▸ **Problem to solve**: What number of lines contain the word "type"? Reply with the number and nothing else.

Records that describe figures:
--
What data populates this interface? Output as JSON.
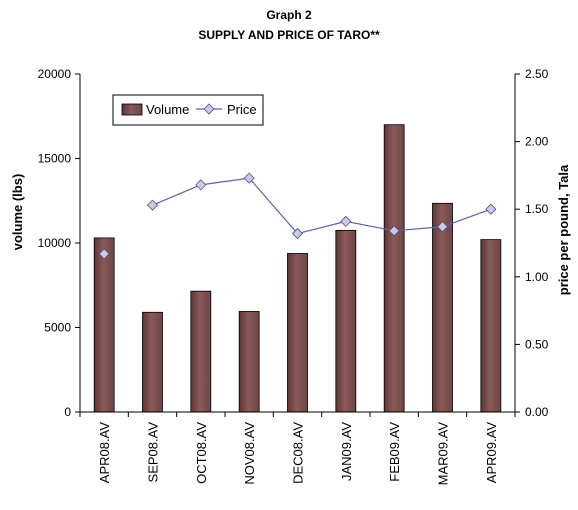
{
  "chart_data": {
    "type": "bar",
    "title": "Graph 2",
    "subtitle": "SUPPLY AND PRICE OF TARO**",
    "categories": [
      "APR08.AV",
      "SEP08.AV",
      "OCT08.AV",
      "NOV08.AV",
      "DEC08.AV",
      "JAN09.AV",
      "FEB09.AV",
      "MAR09.AV",
      "APR09.AV"
    ],
    "series": [
      {
        "name": "Volume",
        "type": "bar",
        "axis": "left",
        "color": "#8b5a5a",
        "values": [
          10300,
          5900,
          7150,
          5950,
          9380,
          10750,
          17000,
          12350,
          10200
        ]
      },
      {
        "name": "Price",
        "type": "line",
        "axis": "right",
        "color": "#5a62a8",
        "marker": "diamond",
        "values": [
          1.17,
          1.53,
          1.68,
          1.73,
          1.32,
          1.41,
          1.34,
          1.37,
          1.5
        ]
      }
    ],
    "ylabel": "volume (lbs)",
    "ylim": [
      0,
      20000
    ],
    "yticks": [
      "0",
      "5000",
      "10000",
      "15000",
      "20000"
    ],
    "y2label": "price per pound, Tala",
    "y2lim": [
      0,
      2.5
    ],
    "y2ticks": [
      "0.00",
      "0.50",
      "1.00",
      "1.50",
      "2.00",
      "2.50"
    ],
    "grid": false,
    "legend_position": "top-left"
  }
}
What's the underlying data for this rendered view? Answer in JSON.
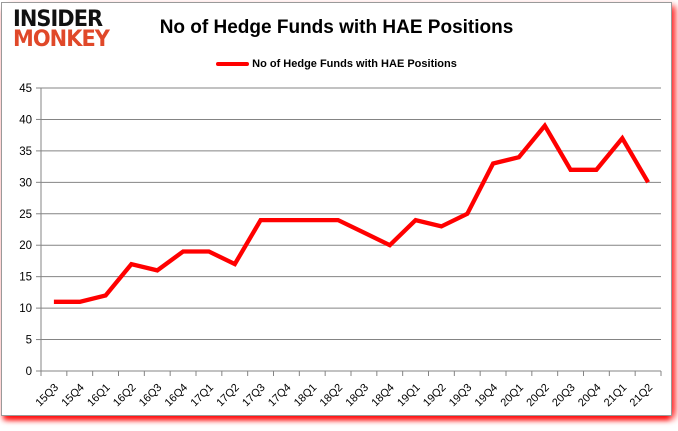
{
  "logo": {
    "line1": "INSIDER",
    "line2": "MONKEY"
  },
  "title": "No of Hedge Funds with HAE Positions",
  "legend": {
    "label": "No of Hedge Funds with HAE Positions"
  },
  "colors": {
    "line_red": "#ff0000",
    "logo_red": "#e04829",
    "grid_gray": "#848484",
    "text_black": "#000000"
  },
  "chart_data": {
    "type": "line",
    "title": "No of Hedge Funds with HAE Positions",
    "categories": [
      "15Q3",
      "15Q4",
      "16Q1",
      "16Q2",
      "16Q3",
      "16Q4",
      "17Q1",
      "17Q2",
      "17Q3",
      "17Q4",
      "18Q1",
      "18Q2",
      "18Q3",
      "18Q4",
      "19Q1",
      "19Q2",
      "19Q3",
      "19Q4",
      "20Q1",
      "20Q2",
      "20Q3",
      "20Q4",
      "21Q1",
      "21Q2"
    ],
    "series": [
      {
        "name": "No of Hedge Funds with HAE Positions",
        "color": "#ff0000",
        "values": [
          11,
          11,
          12,
          17,
          16,
          19,
          19,
          17,
          24,
          24,
          24,
          24,
          22,
          20,
          24,
          23,
          25,
          33,
          34,
          39,
          32,
          32,
          37,
          30
        ]
      }
    ],
    "xlabel": "",
    "ylabel": "",
    "ylim": [
      0,
      45
    ],
    "ytick_step": 5,
    "grid": "horizontal",
    "gridline_color": "#848484",
    "legend_position": "top"
  }
}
--
▸ **Full output**: 4